**GIVEN PROBLEM:** Reproduce all of the listing below without alteration.

----- RECORDS FOR PROCESSING -----

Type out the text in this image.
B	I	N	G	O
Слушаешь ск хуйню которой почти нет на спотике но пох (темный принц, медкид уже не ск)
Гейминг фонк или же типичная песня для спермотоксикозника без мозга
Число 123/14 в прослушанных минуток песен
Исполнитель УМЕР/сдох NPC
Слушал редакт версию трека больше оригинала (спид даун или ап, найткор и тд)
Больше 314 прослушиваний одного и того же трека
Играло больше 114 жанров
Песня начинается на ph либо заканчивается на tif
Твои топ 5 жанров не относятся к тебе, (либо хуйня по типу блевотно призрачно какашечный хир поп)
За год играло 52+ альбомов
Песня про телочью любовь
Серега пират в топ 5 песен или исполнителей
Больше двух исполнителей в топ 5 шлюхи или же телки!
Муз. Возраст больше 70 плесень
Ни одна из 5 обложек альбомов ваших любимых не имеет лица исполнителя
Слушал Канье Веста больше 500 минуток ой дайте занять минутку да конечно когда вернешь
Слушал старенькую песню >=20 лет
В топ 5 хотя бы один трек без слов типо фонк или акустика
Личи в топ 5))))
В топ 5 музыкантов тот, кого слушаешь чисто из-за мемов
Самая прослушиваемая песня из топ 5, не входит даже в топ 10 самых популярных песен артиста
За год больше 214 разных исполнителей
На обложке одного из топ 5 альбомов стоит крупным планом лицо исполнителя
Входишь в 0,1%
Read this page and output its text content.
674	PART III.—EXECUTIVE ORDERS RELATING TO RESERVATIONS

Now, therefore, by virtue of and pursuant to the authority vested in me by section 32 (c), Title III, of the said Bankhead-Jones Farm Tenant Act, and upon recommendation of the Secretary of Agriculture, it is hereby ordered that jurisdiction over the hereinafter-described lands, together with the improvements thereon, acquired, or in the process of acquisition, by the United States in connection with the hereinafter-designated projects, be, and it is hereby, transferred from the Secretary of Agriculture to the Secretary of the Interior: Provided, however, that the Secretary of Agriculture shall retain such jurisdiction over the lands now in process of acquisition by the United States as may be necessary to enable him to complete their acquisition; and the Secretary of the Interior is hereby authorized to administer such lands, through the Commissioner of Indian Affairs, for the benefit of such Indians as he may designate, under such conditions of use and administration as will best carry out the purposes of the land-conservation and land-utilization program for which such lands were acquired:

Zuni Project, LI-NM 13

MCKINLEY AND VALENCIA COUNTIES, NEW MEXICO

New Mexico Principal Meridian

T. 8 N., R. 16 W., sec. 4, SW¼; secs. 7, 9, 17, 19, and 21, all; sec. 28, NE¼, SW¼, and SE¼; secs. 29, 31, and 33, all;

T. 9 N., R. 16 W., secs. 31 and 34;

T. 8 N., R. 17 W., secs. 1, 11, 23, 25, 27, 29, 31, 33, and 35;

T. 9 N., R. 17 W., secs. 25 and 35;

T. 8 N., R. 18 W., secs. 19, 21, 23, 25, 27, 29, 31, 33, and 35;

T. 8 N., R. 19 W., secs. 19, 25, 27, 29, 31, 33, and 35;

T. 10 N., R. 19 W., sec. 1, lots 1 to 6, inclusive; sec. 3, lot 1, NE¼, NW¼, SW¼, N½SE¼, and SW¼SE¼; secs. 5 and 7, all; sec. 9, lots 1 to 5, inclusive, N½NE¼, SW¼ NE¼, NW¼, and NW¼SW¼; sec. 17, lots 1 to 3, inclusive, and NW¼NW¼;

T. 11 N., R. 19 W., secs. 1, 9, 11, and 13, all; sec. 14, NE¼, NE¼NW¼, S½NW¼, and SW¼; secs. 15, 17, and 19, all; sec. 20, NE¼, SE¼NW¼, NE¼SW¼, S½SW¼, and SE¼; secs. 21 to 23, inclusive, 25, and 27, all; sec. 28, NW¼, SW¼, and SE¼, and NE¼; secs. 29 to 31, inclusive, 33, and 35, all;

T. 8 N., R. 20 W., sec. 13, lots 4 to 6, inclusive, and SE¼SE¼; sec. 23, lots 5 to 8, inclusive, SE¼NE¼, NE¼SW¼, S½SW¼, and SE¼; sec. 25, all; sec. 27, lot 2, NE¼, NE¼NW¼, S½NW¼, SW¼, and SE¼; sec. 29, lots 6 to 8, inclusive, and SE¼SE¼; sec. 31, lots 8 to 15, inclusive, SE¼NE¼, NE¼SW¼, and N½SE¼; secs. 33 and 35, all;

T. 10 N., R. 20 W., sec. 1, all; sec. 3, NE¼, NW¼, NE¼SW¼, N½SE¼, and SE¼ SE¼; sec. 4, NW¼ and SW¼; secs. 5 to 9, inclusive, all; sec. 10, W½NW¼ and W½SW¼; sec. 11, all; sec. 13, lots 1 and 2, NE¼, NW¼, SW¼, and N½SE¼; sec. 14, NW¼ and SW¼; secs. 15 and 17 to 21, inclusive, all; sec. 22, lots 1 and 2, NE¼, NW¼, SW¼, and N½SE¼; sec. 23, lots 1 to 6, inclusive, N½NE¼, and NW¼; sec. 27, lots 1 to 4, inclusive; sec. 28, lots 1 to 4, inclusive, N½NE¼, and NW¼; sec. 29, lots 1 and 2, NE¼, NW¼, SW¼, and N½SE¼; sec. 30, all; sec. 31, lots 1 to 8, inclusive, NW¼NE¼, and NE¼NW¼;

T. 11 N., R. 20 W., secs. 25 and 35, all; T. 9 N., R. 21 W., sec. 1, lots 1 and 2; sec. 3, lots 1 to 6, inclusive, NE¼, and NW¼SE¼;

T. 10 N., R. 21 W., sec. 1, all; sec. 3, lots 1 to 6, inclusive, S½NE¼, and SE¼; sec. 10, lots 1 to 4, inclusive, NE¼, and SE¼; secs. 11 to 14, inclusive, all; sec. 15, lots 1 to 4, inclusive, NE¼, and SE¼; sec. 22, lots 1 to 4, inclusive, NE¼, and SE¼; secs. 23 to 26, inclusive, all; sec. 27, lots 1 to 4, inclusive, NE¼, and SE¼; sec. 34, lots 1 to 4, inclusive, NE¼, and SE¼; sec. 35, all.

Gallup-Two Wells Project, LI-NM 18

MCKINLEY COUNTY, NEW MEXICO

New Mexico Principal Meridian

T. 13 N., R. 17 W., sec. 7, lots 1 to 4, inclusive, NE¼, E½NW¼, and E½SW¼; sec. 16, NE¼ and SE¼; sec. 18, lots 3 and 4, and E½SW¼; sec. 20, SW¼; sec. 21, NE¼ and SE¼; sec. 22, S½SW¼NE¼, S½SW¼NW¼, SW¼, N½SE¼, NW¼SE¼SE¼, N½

-----

**RESPONSE FOR THIS EXERCISE:**
Type out the text in this image.
B	I	N	G	O
Слушаешь ск хуйню которой почти нет на спотике но пох (темный принц, медкид уже не ск)
Гейминг фонк или же типичная песня для спермотоксикозника без мозга
Число 123/14 в прослушанных минуток песен
Исполнитель УМЕР/сдох NPC
Слушал редакт версию трека больше оригинала (спид даун или ап, найткор и тд)
Больше 314 прослушиваний одного и того же трека
Играло больше 114 жанров
Песня начинается на ph либо заканчивается на tif
Твои топ 5 жанров не относятся к тебе, (либо хуйня по типу блевотно призрачно какашечный хир поп)
За год играло 52+ альбомов
Песня про телочью любовь
Серега пират в топ 5 песен или исполнителей
Больше двух исполнителей в топ 5 шлюхи или же телки!
Муз. Возраст больше 70 плесень
Ни одна из 5 обложек альбомов ваших любимых не имеет лица исполнителя
Слушал Канье Веста больше 500 минуток ой дайте занять минутку да конечно когда вернешь
Слушал старенькую песню >=20 лет
В топ 5 хотя бы один трек без слов типо фонк или акустика
Личи в топ 5))))
В топ 5 музыкантов тот, кого слушаешь чисто из-за мемов
Самая прослушиваемая песня из топ 5, не входит даже в топ 10 самых популярных песен артиста
За год больше 214 разных исполнителей
На обложке одного из топ 5 альбомов стоит крупным планом лицо исполнителя
Входишь в 0,1%
Read this page and output its text content.
674	PART III.—EXECUTIVE ORDERS RELATING TO RESERVATIONS

Now, therefore, by virtue of and pursuant to the authority vested in me by section 32 (c), Title III, of the said Bankhead-Jones Farm Tenant Act, and upon recommendation of the Secretary of Agriculture, it is hereby ordered that jurisdiction over the hereinafter-described lands, together with the improvements thereon, acquired, or in the process of acquisition, by the United States in connection with the hereinafter-designated projects, be, and it is hereby, transferred from the Secretary of Agriculture to the Secretary of the Interior: Provided, however, that the Secretary of Agriculture shall retain such jurisdiction over the lands now in process of acquisition by the United States as may be necessary to enable him to complete their acquisition; and the Secretary of the Interior is hereby authorized to administer such lands, through the Commissioner of Indian Affairs, for the benefit of such Indians as he may designate, under such conditions of use and administration as will best carry out the purposes of the land-conservation and land-utilization program for which such lands were acquired:

Zuni Project, LI-NM 13

MCKINLEY AND VALENCIA COUNTIES, NEW MEXICO

New Mexico Principal Meridian

T. 8 N., R. 16 W., sec. 4, SW¼; secs. 7, 9, 17, 19, and 21, all; sec. 28, NE¼, SW¼, and SE¼; secs. 29, 31, and 33, all;

T. 9 N., R. 16 W., secs. 31 and 34;

T. 8 N., R. 17 W., secs. 1, 11, 23, 25, 27, 29, 31, 33, and 35;

T. 9 N., R. 17 W., secs. 25 and 35;

T. 8 N., R. 18 W., secs. 19, 21, 23, 25, 27, 29, 31, 33, and 35;

T. 8 N., R. 19 W., secs. 19, 25, 27, 29, 31, 33, and 35;

T. 10 N., R. 19 W., sec. 1, lots 1 to 6, inclusive; sec. 3, lot 1, NE¼, NW¼, SW¼, N½SE¼, and SW¼SE¼; secs. 5 and 7, all; sec. 9, lots 1 to 5, inclusive, N½NE¼, SW¼ NE¼, NW¼, and NW¼SW¼; sec. 17, lots 1 to 3, inclusive, and NW¼NW¼;

T. 11 N., R. 19 W., secs. 1, 9, 11, and 13, all; sec. 14, NE¼, NE¼NW¼, S½NW¼, and SW¼; secs. 15, 17, and 19, all; sec. 20, NE¼, SE¼NW¼, NE¼SW¼, S½SW¼, and SE¼; secs. 21 to 23, inclusive, 25, and 27, all; sec. 28, NW¼, SW¼, and SE¼, and NE¼; secs. 29 to 31, inclusive, 33, and 35, all;

T. 8 N., R. 20 W., sec. 13, lots 4 to 6, inclusive, and SE¼SE¼; sec. 23, lots 5 to 8, inclusive, SE¼NE¼, NE¼SW¼, S½SW¼, and SE¼; sec. 25, all; sec. 27, lot 2, NE¼, NE¼NW¼, S½NW¼, SW¼, and SE¼; sec. 29, lots 6 to 8, inclusive, and SE¼SE¼; sec. 31, lots 8 to 15, inclusive, SE¼NE¼, NE¼SW¼, and N½SE¼; secs. 33 and 35, all;

T. 10 N., R. 20 W., sec. 1, all; sec. 3, NE¼, NW¼, NE¼SW¼, N½SE¼, and SE¼ SE¼; sec. 4, NW¼ and SW¼; secs. 5 to 9, inclusive, all; sec. 10, W½NW¼ and W½SW¼; sec. 11, all; sec. 13, lots 1 and 2, NE¼, NW¼, SW¼, and N½SE¼; sec. 14, NW¼ and SW¼; secs. 15 and 17 to 21, inclusive, all; sec. 22, lots 1 and 2, NE¼, NW¼, SW¼, and N½SE¼; sec. 23, lots 1 to 6, inclusive, N½NE¼, and NW¼; sec. 27, lots 1 to 4, inclusive; sec. 28, lots 1 to 4, inclusive, N½NE¼, and NW¼; sec. 29, lots 1 and 2, NE¼, NW¼, SW¼, and N½SE¼; sec. 30, all; sec. 31, lots 1 to 8, inclusive, NW¼NE¼, and NE¼NW¼;

T. 11 N., R. 20 W., secs. 25 and 35, all; T. 9 N., R. 21 W., sec. 1, lots 1 and 2; sec. 3, lots 1 to 6, inclusive, NE¼, and NW¼SE¼;

T. 10 N., R. 21 W., sec. 1, all; sec. 3, lots 1 to 6, inclusive, S½NE¼, and SE¼; sec. 10, lots 1 to 4, inclusive, NE¼, and SE¼; secs. 11 to 14, inclusive, all; sec. 15, lots 1 to 4, inclusive, NE¼, and SE¼; sec. 22, lots 1 to 4, inclusive, NE¼, and SE¼; secs. 23 to 26, inclusive, all; sec. 27, lots 1 to 4, inclusive, NE¼, and SE¼; sec. 34, lots 1 to 4, inclusive, NE¼, and SE¼; sec. 35, all.

Gallup-Two Wells Project, LI-NM 18

MCKINLEY COUNTY, NEW MEXICO

New Mexico Principal Meridian

T. 13 N., R. 17 W., sec. 7, lots 1 to 4, inclusive, NE¼, E½NW¼, and E½SW¼; sec. 16, NE¼ and SE¼; sec. 18, lots 3 and 4, and E½SW¼; sec. 20, SW¼; sec. 21, NE¼ and SE¼; sec. 22, S½SW¼NE¼, S½SW¼NW¼, SW¼, N½SE¼, NW¼SE¼SE¼, N½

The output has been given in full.